Dataset records »

▼

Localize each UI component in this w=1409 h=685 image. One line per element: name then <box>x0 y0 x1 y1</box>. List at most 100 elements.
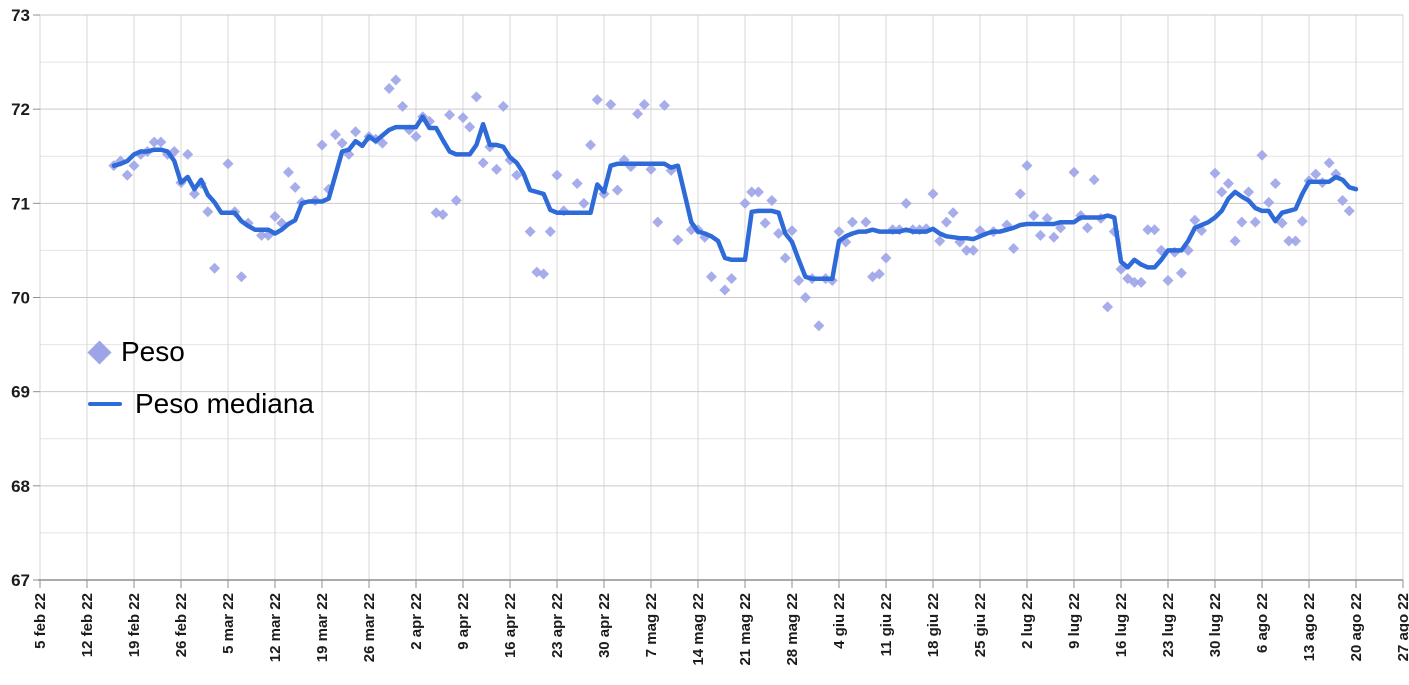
peso-point <box>390 74 402 86</box>
peso-point <box>726 273 738 285</box>
x-axis-label: 21 mag 22 <box>737 593 754 666</box>
peso-point <box>437 209 449 221</box>
y-axis-labels: 67 68 69 70 71 72 73 <box>11 6 30 590</box>
x-axis-label: 6 ago 22 <box>1254 593 1271 653</box>
peso-point <box>1128 276 1140 288</box>
x-axis-label: 7 mag 22 <box>643 593 660 657</box>
peso-point <box>934 235 946 247</box>
peso-point <box>148 136 160 148</box>
peso-point <box>1243 186 1255 198</box>
x-axis-label: 16 lug 22 <box>1113 593 1130 657</box>
peso-point <box>350 126 362 138</box>
peso-point <box>1283 235 1295 247</box>
peso-point <box>524 226 536 238</box>
peso-point <box>1142 224 1154 236</box>
x-axis-label: 11 giu 22 <box>878 593 895 656</box>
peso-point <box>450 195 462 207</box>
peso-point <box>940 216 952 228</box>
y-axis-label: 71 <box>11 194 30 213</box>
peso-point <box>846 216 858 228</box>
peso-point <box>544 226 556 238</box>
peso-point <box>1276 217 1288 229</box>
peso-point <box>799 292 811 303</box>
x-axis-label: 9 lug 22 <box>1066 593 1083 649</box>
peso-point <box>470 91 482 103</box>
x-axis-label: 23 lug 22 <box>1160 593 1177 657</box>
peso-point <box>880 252 892 264</box>
peso-point <box>632 108 644 120</box>
peso-point <box>316 139 328 151</box>
peso-point <box>1149 224 1161 236</box>
x-axis-label: 12 mar 22 <box>267 593 284 662</box>
x-axis-label: 26 feb 22 <box>173 593 190 657</box>
y-axis-label: 69 <box>11 383 30 402</box>
x-axis-label: 19 feb 22 <box>126 593 143 657</box>
peso-point <box>1175 267 1187 279</box>
peso-point <box>1296 215 1308 227</box>
peso-point <box>121 169 133 181</box>
x-axis-label: 30 apr 22 <box>596 593 613 658</box>
peso-point <box>551 169 563 181</box>
peso-point <box>1102 301 1114 313</box>
peso-point <box>1014 188 1026 200</box>
peso-point <box>477 157 489 169</box>
peso-point <box>1310 168 1322 180</box>
y-axis-label: 67 <box>11 571 30 590</box>
peso-point <box>947 207 959 219</box>
peso-mediana-path <box>111 114 1359 281</box>
peso-point <box>793 275 805 287</box>
peso-point <box>1256 149 1268 161</box>
peso-point <box>1209 167 1221 179</box>
peso-point <box>128 160 140 172</box>
peso-point <box>766 195 778 207</box>
peso-point <box>1189 214 1201 226</box>
peso-point <box>1216 186 1228 198</box>
x-axis-label: 2 apr 22 <box>408 593 425 650</box>
peso-point <box>739 197 751 209</box>
peso-point <box>538 268 550 280</box>
x-axis-label: 25 giu 22 <box>972 593 989 657</box>
legend-label-peso: Peso <box>121 336 185 367</box>
peso-point <box>658 99 670 111</box>
x-axis-label: 18 giu 22 <box>925 593 942 657</box>
peso-point <box>209 262 221 274</box>
y-axis-label: 68 <box>11 477 30 496</box>
legend-item-peso: Peso <box>87 326 314 378</box>
peso-point <box>1028 210 1040 222</box>
peso-point <box>578 197 590 209</box>
peso-point <box>652 216 664 228</box>
peso-point <box>457 112 469 124</box>
peso-point <box>1068 166 1080 178</box>
y-axis-label: 70 <box>11 289 30 308</box>
peso-point <box>1048 231 1060 243</box>
x-axis-label: 5 mar 22 <box>220 593 237 654</box>
peso-point <box>1263 196 1275 208</box>
peso-point <box>961 244 973 256</box>
peso-point <box>1041 212 1053 224</box>
peso-point <box>813 320 825 332</box>
y-axis-label: 73 <box>11 6 30 25</box>
peso-point <box>705 271 717 283</box>
peso-point <box>1162 275 1174 287</box>
peso-diamond-icon <box>87 339 112 365</box>
peso-point <box>873 268 885 280</box>
peso-point <box>1249 216 1261 228</box>
peso-point <box>746 186 758 198</box>
minor-gridlines <box>40 61 1403 534</box>
peso-point <box>759 217 771 229</box>
chart-legend: Peso Peso mediana <box>87 326 314 430</box>
peso-point <box>256 229 268 241</box>
legend-item-peso-mediana: Peso mediana <box>88 378 314 430</box>
x-axis-label: 4 giu 22 <box>831 593 848 649</box>
peso-point <box>571 178 583 190</box>
peso-point <box>383 82 395 94</box>
peso-point <box>1323 157 1335 169</box>
x-axis-label: 20 ago 22 <box>1348 593 1365 661</box>
peso-point <box>719 284 731 296</box>
peso-point <box>752 186 764 198</box>
peso-point <box>1135 276 1147 288</box>
peso-point <box>1088 174 1100 186</box>
peso-point <box>1269 178 1281 190</box>
peso-point <box>773 227 785 239</box>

▲

Work to do » Retype the material above line for line, without changing anything, and leave out the picture.

Exercise result »
Localize each UI component in this w=1409 h=685 image. One line per element: name then <box>x0 y0 x1 y1</box>. List at most 100 elements.
peso-point <box>390 74 402 86</box>
peso-point <box>726 273 738 285</box>
x-axis-label: 21 mag 22 <box>737 593 754 666</box>
peso-point <box>437 209 449 221</box>
y-axis-labels: 67 68 69 70 71 72 73 <box>11 6 30 590</box>
x-axis-label: 6 ago 22 <box>1254 593 1271 653</box>
peso-point <box>1128 276 1140 288</box>
x-axis-label: 7 mag 22 <box>643 593 660 657</box>
peso-point <box>934 235 946 247</box>
peso-point <box>148 136 160 148</box>
peso-point <box>1243 186 1255 198</box>
x-axis-label: 16 lug 22 <box>1113 593 1130 657</box>
peso-point <box>350 126 362 138</box>
peso-point <box>1283 235 1295 247</box>
peso-point <box>524 226 536 238</box>
peso-point <box>1142 224 1154 236</box>
x-axis-label: 11 giu 22 <box>878 593 895 656</box>
peso-point <box>450 195 462 207</box>
peso-point <box>940 216 952 228</box>
y-axis-label: 71 <box>11 194 30 213</box>
peso-point <box>846 216 858 228</box>
peso-point <box>544 226 556 238</box>
peso-point <box>1276 217 1288 229</box>
peso-point <box>799 292 811 303</box>
x-axis-label: 9 lug 22 <box>1066 593 1083 649</box>
peso-point <box>470 91 482 103</box>
x-axis-label: 23 lug 22 <box>1160 593 1177 657</box>
peso-point <box>880 252 892 264</box>
peso-point <box>632 108 644 120</box>
peso-point <box>316 139 328 151</box>
peso-point <box>1149 224 1161 236</box>
x-axis-label: 12 mar 22 <box>267 593 284 662</box>
x-axis-label: 26 feb 22 <box>173 593 190 657</box>
y-axis-label: 69 <box>11 383 30 402</box>
x-axis-label: 19 feb 22 <box>126 593 143 657</box>
peso-point <box>1175 267 1187 279</box>
peso-point <box>1296 215 1308 227</box>
peso-point <box>121 169 133 181</box>
x-axis-label: 30 apr 22 <box>596 593 613 658</box>
peso-point <box>551 169 563 181</box>
peso-point <box>1102 301 1114 313</box>
peso-point <box>1014 188 1026 200</box>
peso-point <box>477 157 489 169</box>
peso-point <box>1310 168 1322 180</box>
y-axis-label: 67 <box>11 571 30 590</box>
peso-point <box>947 207 959 219</box>
peso-mediana-path <box>111 114 1359 281</box>
peso-point <box>793 275 805 287</box>
peso-point <box>1256 149 1268 161</box>
peso-point <box>1209 167 1221 179</box>
peso-point <box>128 160 140 172</box>
peso-point <box>766 195 778 207</box>
peso-point <box>1189 214 1201 226</box>
peso-point <box>1216 186 1228 198</box>
x-axis-label: 2 apr 22 <box>408 593 425 650</box>
peso-point <box>739 197 751 209</box>
peso-point <box>538 268 550 280</box>
x-axis-label: 25 giu 22 <box>972 593 989 657</box>
legend-label-peso: Peso <box>121 336 185 367</box>
peso-point <box>658 99 670 111</box>
x-axis-label: 18 giu 22 <box>925 593 942 657</box>
peso-point <box>209 262 221 274</box>
y-axis-label: 68 <box>11 477 30 496</box>
legend-item-peso: Peso <box>87 326 314 378</box>
peso-point <box>1028 210 1040 222</box>
peso-point <box>578 197 590 209</box>
peso-point <box>652 216 664 228</box>
peso-point <box>457 112 469 124</box>
peso-point <box>1068 166 1080 178</box>
y-axis-label: 70 <box>11 289 30 308</box>
peso-point <box>1048 231 1060 243</box>
x-axis-label: 5 mar 22 <box>220 593 237 654</box>
peso-point <box>1263 196 1275 208</box>
peso-point <box>961 244 973 256</box>
peso-point <box>1041 212 1053 224</box>
peso-point <box>813 320 825 332</box>
y-axis-label: 73 <box>11 6 30 25</box>
peso-point <box>705 271 717 283</box>
peso-point <box>1162 275 1174 287</box>
peso-diamond-icon <box>87 339 112 365</box>
peso-point <box>873 268 885 280</box>
peso-point <box>1249 216 1261 228</box>
peso-point <box>746 186 758 198</box>
minor-gridlines <box>40 61 1403 534</box>
peso-point <box>759 217 771 229</box>
chart-legend: Peso Peso mediana <box>87 326 314 430</box>
peso-point <box>256 229 268 241</box>
legend-item-peso-mediana: Peso mediana <box>88 378 314 430</box>
x-axis-label: 4 giu 22 <box>831 593 848 649</box>
peso-point <box>571 178 583 190</box>
peso-point <box>383 82 395 94</box>
peso-point <box>1323 157 1335 169</box>
x-axis-label: 20 ago 22 <box>1348 593 1365 661</box>
peso-point <box>719 284 731 296</box>
peso-point <box>752 186 764 198</box>
peso-point <box>1135 276 1147 288</box>
peso-point <box>1088 174 1100 186</box>
peso-point <box>1269 178 1281 190</box>
peso-point <box>773 227 785 239</box>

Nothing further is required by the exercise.